--- Begin Data for processing ---

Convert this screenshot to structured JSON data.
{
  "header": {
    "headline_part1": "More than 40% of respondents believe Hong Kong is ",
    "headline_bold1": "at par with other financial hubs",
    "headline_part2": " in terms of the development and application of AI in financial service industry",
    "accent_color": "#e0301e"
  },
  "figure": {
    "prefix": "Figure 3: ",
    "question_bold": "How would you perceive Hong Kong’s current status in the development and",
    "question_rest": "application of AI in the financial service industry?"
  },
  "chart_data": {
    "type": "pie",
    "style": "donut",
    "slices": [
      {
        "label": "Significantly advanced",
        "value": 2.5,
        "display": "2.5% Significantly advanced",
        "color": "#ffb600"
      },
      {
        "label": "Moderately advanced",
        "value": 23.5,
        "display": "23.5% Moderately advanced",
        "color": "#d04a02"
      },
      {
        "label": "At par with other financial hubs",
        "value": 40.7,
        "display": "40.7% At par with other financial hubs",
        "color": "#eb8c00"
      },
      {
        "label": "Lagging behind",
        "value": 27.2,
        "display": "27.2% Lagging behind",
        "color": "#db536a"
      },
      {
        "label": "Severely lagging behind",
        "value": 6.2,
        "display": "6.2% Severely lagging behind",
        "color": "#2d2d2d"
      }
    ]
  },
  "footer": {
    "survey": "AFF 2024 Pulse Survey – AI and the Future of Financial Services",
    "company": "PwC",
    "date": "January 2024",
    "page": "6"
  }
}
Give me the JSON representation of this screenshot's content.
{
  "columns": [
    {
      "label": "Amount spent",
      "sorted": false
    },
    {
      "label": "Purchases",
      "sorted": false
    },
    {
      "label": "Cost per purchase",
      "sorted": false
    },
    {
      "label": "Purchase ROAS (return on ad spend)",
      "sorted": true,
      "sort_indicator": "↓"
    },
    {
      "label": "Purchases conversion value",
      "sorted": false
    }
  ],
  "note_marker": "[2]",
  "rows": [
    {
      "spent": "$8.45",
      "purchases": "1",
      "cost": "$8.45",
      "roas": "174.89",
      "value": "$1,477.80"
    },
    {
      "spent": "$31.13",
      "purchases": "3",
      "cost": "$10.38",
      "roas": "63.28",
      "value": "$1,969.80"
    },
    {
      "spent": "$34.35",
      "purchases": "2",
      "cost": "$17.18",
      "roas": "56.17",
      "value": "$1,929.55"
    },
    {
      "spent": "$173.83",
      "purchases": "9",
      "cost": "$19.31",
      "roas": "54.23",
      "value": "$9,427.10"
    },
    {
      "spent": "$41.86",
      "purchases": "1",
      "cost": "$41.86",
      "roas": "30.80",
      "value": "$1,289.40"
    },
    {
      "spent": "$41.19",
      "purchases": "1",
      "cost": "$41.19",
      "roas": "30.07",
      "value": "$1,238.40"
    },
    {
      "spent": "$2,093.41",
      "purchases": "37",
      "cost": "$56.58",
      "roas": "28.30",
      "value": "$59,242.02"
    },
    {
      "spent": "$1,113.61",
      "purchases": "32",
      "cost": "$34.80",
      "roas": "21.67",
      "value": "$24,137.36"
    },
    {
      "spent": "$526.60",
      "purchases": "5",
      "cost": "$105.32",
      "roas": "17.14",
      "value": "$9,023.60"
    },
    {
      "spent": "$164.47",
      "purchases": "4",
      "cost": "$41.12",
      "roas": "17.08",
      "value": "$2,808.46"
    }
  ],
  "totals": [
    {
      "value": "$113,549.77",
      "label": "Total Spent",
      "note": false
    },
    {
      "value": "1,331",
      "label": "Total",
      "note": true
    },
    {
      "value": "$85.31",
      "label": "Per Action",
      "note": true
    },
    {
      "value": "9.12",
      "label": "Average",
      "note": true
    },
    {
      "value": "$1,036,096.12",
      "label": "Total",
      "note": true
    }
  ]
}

--- End Data for processing ---

* **What this task involves**
Copy each record from above exactly, and include every line.

* **Response to this task**
Convert this screenshot to structured JSON data.
{
  "header": {
    "headline_part1": "More than 40% of respondents believe Hong Kong is ",
    "headline_bold1": "at par with other financial hubs",
    "headline_part2": " in terms of the development and application of AI in financial service industry",
    "accent_color": "#e0301e"
  },
  "figure": {
    "prefix": "Figure 3: ",
    "question_bold": "How would you perceive Hong Kong’s current status in the development and",
    "question_rest": "application of AI in the financial service industry?"
  },
  "chart_data": {
    "type": "pie",
    "style": "donut",
    "slices": [
      {
        "label": "Significantly advanced",
        "value": 2.5,
        "display": "2.5% Significantly advanced",
        "color": "#ffb600"
      },
      {
        "label": "Moderately advanced",
        "value": 23.5,
        "display": "23.5% Moderately advanced",
        "color": "#d04a02"
      },
      {
        "label": "At par with other financial hubs",
        "value": 40.7,
        "display": "40.7% At par with other financial hubs",
        "color": "#eb8c00"
      },
      {
        "label": "Lagging behind",
        "value": 27.2,
        "display": "27.2% Lagging behind",
        "color": "#db536a"
      },
      {
        "label": "Severely lagging behind",
        "value": 6.2,
        "display": "6.2% Severely lagging behind",
        "color": "#2d2d2d"
      }
    ]
  },
  "footer": {
    "survey": "AFF 2024 Pulse Survey – AI and the Future of Financial Services",
    "company": "PwC",
    "date": "January 2024",
    "page": "6"
  }
}
Give me the JSON representation of this screenshot's content.
{
  "columns": [
    {
      "label": "Amount spent",
      "sorted": false
    },
    {
      "label": "Purchases",
      "sorted": false
    },
    {
      "label": "Cost per purchase",
      "sorted": false
    },
    {
      "label": "Purchase ROAS (return on ad spend)",
      "sorted": true,
      "sort_indicator": "↓"
    },
    {
      "label": "Purchases conversion value",
      "sorted": false
    }
  ],
  "note_marker": "[2]",
  "rows": [
    {
      "spent": "$8.45",
      "purchases": "1",
      "cost": "$8.45",
      "roas": "174.89",
      "value": "$1,477.80"
    },
    {
      "spent": "$31.13",
      "purchases": "3",
      "cost": "$10.38",
      "roas": "63.28",
      "value": "$1,969.80"
    },
    {
      "spent": "$34.35",
      "purchases": "2",
      "cost": "$17.18",
      "roas": "56.17",
      "value": "$1,929.55"
    },
    {
      "spent": "$173.83",
      "purchases": "9",
      "cost": "$19.31",
      "roas": "54.23",
      "value": "$9,427.10"
    },
    {
      "spent": "$41.86",
      "purchases": "1",
      "cost": "$41.86",
      "roas": "30.80",
      "value": "$1,289.40"
    },
    {
      "spent": "$41.19",
      "purchases": "1",
      "cost": "$41.19",
      "roas": "30.07",
      "value": "$1,238.40"
    },
    {
      "spent": "$2,093.41",
      "purchases": "37",
      "cost": "$56.58",
      "roas": "28.30",
      "value": "$59,242.02"
    },
    {
      "spent": "$1,113.61",
      "purchases": "32",
      "cost": "$34.80",
      "roas": "21.67",
      "value": "$24,137.36"
    },
    {
      "spent": "$526.60",
      "purchases": "5",
      "cost": "$105.32",
      "roas": "17.14",
      "value": "$9,023.60"
    },
    {
      "spent": "$164.47",
      "purchases": "4",
      "cost": "$41.12",
      "roas": "17.08",
      "value": "$2,808.46"
    }
  ],
  "totals": [
    {
      "value": "$113,549.77",
      "label": "Total Spent",
      "note": false
    },
    {
      "value": "1,331",
      "label": "Total",
      "note": true
    },
    {
      "value": "$85.31",
      "label": "Per Action",
      "note": true
    },
    {
      "value": "9.12",
      "label": "Average",
      "note": true
    },
    {
      "value": "$1,036,096.12",
      "label": "Total",
      "note": true
    }
  ]
}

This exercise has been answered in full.